_Aim of the task_. Show, in full, each line of the data that contains "unit".

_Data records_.
-- begin --

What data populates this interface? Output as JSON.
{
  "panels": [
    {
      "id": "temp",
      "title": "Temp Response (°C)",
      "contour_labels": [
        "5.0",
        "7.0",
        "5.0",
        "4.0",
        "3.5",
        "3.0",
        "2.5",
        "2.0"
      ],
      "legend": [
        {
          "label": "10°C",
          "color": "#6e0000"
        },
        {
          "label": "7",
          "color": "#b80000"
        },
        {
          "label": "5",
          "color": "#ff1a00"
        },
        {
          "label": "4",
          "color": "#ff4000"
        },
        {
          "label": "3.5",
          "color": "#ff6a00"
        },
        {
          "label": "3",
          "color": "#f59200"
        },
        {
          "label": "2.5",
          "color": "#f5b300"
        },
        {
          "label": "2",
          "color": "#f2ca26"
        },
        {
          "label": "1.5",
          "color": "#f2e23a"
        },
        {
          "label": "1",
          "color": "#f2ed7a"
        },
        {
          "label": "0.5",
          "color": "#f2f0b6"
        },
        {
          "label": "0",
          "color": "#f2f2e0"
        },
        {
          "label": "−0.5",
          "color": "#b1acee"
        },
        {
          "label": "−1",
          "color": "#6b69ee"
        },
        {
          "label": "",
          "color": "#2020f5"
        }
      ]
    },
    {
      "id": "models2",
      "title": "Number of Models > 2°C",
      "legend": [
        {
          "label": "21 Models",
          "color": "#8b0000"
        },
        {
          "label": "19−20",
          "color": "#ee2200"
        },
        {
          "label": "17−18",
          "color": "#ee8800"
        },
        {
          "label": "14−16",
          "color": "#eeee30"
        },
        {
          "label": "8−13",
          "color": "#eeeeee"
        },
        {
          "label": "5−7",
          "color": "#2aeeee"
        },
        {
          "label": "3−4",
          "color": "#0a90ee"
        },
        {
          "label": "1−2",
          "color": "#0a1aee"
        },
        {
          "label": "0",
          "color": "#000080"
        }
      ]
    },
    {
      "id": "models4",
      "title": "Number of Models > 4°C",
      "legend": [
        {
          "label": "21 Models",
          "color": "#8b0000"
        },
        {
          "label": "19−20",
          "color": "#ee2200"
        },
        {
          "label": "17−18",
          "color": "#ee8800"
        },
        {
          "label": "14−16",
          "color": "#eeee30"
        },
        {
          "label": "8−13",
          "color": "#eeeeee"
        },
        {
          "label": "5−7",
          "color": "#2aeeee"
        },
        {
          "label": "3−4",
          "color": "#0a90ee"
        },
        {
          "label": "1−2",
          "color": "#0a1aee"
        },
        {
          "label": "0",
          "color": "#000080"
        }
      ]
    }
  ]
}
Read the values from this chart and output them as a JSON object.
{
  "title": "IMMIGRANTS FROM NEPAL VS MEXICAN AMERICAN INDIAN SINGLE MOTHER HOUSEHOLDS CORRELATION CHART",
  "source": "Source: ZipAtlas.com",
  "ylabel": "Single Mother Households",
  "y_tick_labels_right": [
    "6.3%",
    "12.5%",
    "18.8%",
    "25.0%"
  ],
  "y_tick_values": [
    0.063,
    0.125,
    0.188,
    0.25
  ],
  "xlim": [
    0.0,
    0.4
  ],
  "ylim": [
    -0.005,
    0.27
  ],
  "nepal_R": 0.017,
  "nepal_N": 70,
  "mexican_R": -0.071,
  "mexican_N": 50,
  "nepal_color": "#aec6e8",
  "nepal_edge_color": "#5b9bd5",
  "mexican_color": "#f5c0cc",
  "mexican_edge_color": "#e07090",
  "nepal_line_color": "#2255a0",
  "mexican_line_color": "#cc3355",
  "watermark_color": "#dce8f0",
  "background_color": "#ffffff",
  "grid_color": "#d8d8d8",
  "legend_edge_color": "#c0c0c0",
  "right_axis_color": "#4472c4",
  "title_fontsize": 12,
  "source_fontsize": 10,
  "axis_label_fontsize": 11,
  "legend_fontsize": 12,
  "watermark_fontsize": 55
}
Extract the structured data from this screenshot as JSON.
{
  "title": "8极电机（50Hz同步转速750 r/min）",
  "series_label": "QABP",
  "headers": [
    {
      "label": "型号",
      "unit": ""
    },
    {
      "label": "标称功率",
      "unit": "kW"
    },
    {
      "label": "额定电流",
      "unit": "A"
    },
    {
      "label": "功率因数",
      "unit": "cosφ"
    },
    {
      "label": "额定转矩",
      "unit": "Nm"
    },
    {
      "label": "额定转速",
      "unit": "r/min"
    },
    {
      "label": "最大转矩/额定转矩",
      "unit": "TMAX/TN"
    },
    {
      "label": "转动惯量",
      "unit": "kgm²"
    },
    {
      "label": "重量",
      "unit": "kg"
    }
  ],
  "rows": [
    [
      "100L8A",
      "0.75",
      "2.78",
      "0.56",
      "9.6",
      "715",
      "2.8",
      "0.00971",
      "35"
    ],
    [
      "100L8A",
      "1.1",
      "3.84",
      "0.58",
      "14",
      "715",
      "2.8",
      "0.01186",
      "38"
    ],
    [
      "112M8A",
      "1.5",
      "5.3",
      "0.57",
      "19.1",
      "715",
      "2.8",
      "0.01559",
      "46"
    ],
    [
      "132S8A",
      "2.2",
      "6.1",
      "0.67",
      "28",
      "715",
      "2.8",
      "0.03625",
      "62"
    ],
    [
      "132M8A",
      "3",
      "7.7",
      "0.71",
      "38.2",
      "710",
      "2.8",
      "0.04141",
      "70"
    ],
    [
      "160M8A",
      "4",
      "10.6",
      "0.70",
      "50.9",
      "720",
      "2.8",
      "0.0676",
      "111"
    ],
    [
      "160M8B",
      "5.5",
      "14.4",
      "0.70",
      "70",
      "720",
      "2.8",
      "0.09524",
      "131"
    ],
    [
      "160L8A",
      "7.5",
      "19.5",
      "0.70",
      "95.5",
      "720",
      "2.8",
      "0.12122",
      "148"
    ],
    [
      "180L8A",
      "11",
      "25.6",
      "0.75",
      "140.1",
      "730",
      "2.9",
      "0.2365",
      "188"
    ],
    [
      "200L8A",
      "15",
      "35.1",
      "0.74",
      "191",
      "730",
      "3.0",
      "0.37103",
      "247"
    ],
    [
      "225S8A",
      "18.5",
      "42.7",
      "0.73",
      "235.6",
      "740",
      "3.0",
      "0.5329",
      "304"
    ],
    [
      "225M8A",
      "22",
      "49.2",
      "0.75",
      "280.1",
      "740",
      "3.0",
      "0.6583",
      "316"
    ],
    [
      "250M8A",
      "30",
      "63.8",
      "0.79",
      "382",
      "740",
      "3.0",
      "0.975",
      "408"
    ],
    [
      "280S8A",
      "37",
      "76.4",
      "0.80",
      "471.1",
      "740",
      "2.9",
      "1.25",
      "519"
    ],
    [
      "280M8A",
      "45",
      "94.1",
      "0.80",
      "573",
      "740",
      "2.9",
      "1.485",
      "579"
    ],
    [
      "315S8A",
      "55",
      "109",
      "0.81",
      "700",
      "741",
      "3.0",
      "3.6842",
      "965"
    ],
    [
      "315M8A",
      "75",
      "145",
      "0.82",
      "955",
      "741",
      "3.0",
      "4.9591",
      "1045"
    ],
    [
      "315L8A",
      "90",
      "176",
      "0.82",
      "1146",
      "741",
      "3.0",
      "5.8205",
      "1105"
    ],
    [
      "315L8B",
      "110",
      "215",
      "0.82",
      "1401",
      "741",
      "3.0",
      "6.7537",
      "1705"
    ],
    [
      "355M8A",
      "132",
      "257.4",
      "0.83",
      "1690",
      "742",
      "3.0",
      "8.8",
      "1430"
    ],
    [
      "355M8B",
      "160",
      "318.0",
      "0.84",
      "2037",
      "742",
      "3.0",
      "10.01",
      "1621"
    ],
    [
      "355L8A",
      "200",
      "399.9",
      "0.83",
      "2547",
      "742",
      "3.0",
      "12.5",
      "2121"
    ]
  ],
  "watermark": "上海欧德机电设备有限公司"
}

-- end --

_Solved exercise_.
      "unit": ""
      "unit": "kW"
      "unit": "A"
      "unit": "cosφ"
      "unit": "Nm"
      "unit": "r/min"
      "unit": "TMAX/TN"
      "unit": "kgm²"
      "unit": "kg"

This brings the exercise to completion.